Collected data entries
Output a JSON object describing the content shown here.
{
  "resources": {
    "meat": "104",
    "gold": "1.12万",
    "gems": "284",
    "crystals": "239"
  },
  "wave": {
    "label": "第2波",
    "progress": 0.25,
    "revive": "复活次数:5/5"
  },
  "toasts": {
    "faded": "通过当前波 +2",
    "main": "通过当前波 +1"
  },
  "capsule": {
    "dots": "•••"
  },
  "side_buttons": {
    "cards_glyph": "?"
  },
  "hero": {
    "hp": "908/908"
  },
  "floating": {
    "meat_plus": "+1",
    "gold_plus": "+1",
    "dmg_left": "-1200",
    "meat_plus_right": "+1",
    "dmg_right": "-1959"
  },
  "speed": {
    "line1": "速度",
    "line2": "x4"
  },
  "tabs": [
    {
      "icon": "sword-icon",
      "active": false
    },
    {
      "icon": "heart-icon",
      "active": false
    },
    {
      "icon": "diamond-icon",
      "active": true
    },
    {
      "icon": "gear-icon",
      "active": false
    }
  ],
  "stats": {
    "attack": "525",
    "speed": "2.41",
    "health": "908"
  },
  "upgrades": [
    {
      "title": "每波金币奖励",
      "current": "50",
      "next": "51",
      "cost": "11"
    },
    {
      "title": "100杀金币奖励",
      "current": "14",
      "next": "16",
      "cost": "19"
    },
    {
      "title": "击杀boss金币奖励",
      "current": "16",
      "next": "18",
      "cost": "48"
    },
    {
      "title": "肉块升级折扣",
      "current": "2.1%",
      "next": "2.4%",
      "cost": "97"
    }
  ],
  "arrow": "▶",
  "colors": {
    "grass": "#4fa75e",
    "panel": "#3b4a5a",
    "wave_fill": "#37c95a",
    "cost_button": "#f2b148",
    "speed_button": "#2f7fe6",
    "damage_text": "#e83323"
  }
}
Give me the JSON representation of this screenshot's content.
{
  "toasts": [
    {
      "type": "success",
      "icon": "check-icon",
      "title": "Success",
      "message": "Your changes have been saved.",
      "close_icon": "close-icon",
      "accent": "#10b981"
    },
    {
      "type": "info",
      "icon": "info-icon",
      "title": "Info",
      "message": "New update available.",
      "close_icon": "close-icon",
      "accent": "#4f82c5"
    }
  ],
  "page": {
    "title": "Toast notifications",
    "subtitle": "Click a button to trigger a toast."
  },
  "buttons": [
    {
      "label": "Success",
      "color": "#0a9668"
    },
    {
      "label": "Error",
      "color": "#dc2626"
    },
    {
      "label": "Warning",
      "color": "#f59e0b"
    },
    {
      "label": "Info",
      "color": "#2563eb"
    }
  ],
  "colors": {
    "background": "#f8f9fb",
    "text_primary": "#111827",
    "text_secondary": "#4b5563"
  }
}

Stated task: Copy all the lines, exactly.

Result for this exercise:
Output a JSON object describing the content shown here.
{
  "resources": {
    "meat": "104",
    "gold": "1.12万",
    "gems": "284",
    "crystals": "239"
  },
  "wave": {
    "label": "第2波",
    "progress": 0.25,
    "revive": "复活次数:5/5"
  },
  "toasts": {
    "faded": "通过当前波 +2",
    "main": "通过当前波 +1"
  },
  "capsule": {
    "dots": "•••"
  },
  "side_buttons": {
    "cards_glyph": "?"
  },
  "hero": {
    "hp": "908/908"
  },
  "floating": {
    "meat_plus": "+1",
    "gold_plus": "+1",
    "dmg_left": "-1200",
    "meat_plus_right": "+1",
    "dmg_right": "-1959"
  },
  "speed": {
    "line1": "速度",
    "line2": "x4"
  },
  "tabs": [
    {
      "icon": "sword-icon",
      "active": false
    },
    {
      "icon": "heart-icon",
      "active": false
    },
    {
      "icon": "diamond-icon",
      "active": true
    },
    {
      "icon": "gear-icon",
      "active": false
    }
  ],
  "stats": {
    "attack": "525",
    "speed": "2.41",
    "health": "908"
  },
  "upgrades": [
    {
      "title": "每波金币奖励",
      "current": "50",
      "next": "51",
      "cost": "11"
    },
    {
      "title": "100杀金币奖励",
      "current": "14",
      "next": "16",
      "cost": "19"
    },
    {
      "title": "击杀boss金币奖励",
      "current": "16",
      "next": "18",
      "cost": "48"
    },
    {
      "title": "肉块升级折扣",
      "current": "2.1%",
      "next": "2.4%",
      "cost": "97"
    }
  ],
  "arrow": "▶",
  "colors": {
    "grass": "#4fa75e",
    "panel": "#3b4a5a",
    "wave_fill": "#37c95a",
    "cost_button": "#f2b148",
    "speed_button": "#2f7fe6",
    "damage_text": "#e83323"
  }
}
Give me the JSON representation of this screenshot's content.
{
  "toasts": [
    {
      "type": "success",
      "icon": "check-icon",
      "title": "Success",
      "message": "Your changes have been saved.",
      "close_icon": "close-icon",
      "accent": "#10b981"
    },
    {
      "type": "info",
      "icon": "info-icon",
      "title": "Info",
      "message": "New update available.",
      "close_icon": "close-icon",
      "accent": "#4f82c5"
    }
  ],
  "page": {
    "title": "Toast notifications",
    "subtitle": "Click a button to trigger a toast."
  },
  "buttons": [
    {
      "label": "Success",
      "color": "#0a9668"
    },
    {
      "label": "Error",
      "color": "#dc2626"
    },
    {
      "label": "Warning",
      "color": "#f59e0b"
    },
    {
      "label": "Info",
      "color": "#2563eb"
    }
  ],
  "colors": {
    "background": "#f8f9fb",
    "text_primary": "#111827",
    "text_secondary": "#4b5563"
  }
}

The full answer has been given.